→ **JOB 1**: Please reproduce the rows verbatim, from the first row through the line holding "- x-tick-label: 0: [121, 509, 129, 523]", both ends included.

→ **SOURCE TEXT**:
__________________________________________________

The con of using this design approach is that the Error Validation functions are pretty hard to change/evolve in the manner they are designed, calling another checkErr inner function.

For the rollout of this approach, a new non-exported error checker function needs to be developed and make the call to the old checkErr or the new function according to the value of the Environment Variable described in Risks and Mitigations

Creating new error parser functions

Another design solution is to create helper functions for each steps:

When running validation, call cmdutil.CheckValidationErr(err) and exits with some well defined client error code, mapped to ErrorCodeClient
When executing, delegate the returning error to a new function (cmdutil.CheckExecutionErr) that can assess if the error contains some APIError (like forbidden, not found) or Client Error and return the proper error. Any new Return Code from execution step should be added to errors.go and the case predicted here.

The pro of this approach is that we can re-develop everything controlling the behavior.

The con of this approach is that it takes much more time and code change to point every command to the right error checking function.

For the rollout of this approach, the new functions will call the old CheckErr according to the value of the Environment Variable described in Risks and Mitigations , or will follow the new flow.

Hybrid approach

There’s an Hybrid approach that can be used:

For the steps that run on the client side, create a new function that does an early exit/return with an well known exit code that will be used for all client side operations (no difference between yaml validation, missing flag, etc)
For the execution step, call CheckErr, that might delegate the error validation to a new function or follow with the old behavior, depending on the Environment Variable described above

<<[UNRESOLVED external commands ]>>
For commands that call external commands (diff, plugins, edit) this needs to be discussed.

__________________________________________________

→ **JOB 2**: In the error-handling text, condense the paragraph beginning "When executing, delegate the returning error" into a short bulleted list that keeps its main facts.

__________________________________________________

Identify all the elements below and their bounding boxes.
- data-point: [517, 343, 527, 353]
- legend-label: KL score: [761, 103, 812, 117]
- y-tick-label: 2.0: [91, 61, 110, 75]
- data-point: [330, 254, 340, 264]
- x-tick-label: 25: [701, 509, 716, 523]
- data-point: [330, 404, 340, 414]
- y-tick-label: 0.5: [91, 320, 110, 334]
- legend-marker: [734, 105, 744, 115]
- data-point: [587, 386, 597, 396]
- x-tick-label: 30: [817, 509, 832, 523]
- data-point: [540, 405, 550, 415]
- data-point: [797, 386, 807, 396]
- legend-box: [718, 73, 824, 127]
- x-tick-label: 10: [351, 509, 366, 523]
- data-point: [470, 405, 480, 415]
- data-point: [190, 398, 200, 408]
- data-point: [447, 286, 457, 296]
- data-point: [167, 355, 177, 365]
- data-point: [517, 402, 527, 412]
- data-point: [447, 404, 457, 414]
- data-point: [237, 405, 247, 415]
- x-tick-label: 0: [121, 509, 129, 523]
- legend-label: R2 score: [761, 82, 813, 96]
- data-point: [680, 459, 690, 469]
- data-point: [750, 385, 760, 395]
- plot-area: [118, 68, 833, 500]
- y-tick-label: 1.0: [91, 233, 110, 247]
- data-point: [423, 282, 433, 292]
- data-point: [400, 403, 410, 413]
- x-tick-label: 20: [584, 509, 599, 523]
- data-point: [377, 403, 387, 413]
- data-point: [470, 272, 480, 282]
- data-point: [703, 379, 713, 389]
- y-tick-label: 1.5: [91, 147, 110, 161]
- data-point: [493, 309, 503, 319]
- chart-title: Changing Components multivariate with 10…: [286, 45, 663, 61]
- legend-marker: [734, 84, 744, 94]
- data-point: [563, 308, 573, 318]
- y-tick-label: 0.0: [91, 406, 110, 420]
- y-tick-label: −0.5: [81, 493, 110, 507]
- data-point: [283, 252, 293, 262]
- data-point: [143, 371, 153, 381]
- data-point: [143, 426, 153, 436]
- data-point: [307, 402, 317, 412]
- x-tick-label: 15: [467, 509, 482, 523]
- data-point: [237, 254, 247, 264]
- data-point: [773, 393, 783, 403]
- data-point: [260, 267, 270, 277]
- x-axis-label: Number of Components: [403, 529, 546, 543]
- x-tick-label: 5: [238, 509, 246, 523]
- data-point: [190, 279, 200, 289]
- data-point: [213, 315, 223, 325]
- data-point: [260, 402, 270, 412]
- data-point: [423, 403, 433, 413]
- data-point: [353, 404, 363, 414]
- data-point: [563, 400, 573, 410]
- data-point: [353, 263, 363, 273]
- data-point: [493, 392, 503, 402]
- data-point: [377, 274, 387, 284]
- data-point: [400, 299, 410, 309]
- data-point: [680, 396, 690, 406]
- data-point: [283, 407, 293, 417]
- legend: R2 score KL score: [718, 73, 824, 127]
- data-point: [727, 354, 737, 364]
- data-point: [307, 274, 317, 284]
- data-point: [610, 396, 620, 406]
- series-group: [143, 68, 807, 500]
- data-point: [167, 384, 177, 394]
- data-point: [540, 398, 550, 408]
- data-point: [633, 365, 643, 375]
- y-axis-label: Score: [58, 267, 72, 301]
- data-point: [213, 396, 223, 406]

__________________________________________________

→ **SOLUTION 1**:
Identify all the elements below and their bounding boxes.
- data-point: [517, 343, 527, 353]
- legend-label: KL score: [761, 103, 812, 117]
- y-tick-label: 2.0: [91, 61, 110, 75]
- data-point: [330, 254, 340, 264]
- x-tick-label: 25: [701, 509, 716, 523]
- data-point: [330, 404, 340, 414]
- y-tick-label: 0.5: [91, 320, 110, 334]
- legend-marker: [734, 105, 744, 115]
- data-point: [587, 386, 597, 396]
- x-tick-label: 30: [817, 509, 832, 523]
- data-point: [540, 405, 550, 415]
- data-point: [797, 386, 807, 396]
- legend-box: [718, 73, 824, 127]
- x-tick-label: 10: [351, 509, 366, 523]
- data-point: [470, 405, 480, 415]
- data-point: [190, 398, 200, 408]
- data-point: [447, 286, 457, 296]
- data-point: [167, 355, 177, 365]
- data-point: [517, 402, 527, 412]
- data-point: [447, 404, 457, 414]
- data-point: [237, 405, 247, 415]
- x-tick-label: 0: [121, 509, 129, 523]

→ **SOLUTION 2**:
- During execution, pass the returned error to a new function, cmdutil.CheckExecutionErr.
- That function checks whether the error contains an APIError (such as forbidden or not found) or a client error, and returns the proper error.
- Any new return code from the execution step should be added to errors.go, with its case covered in this function.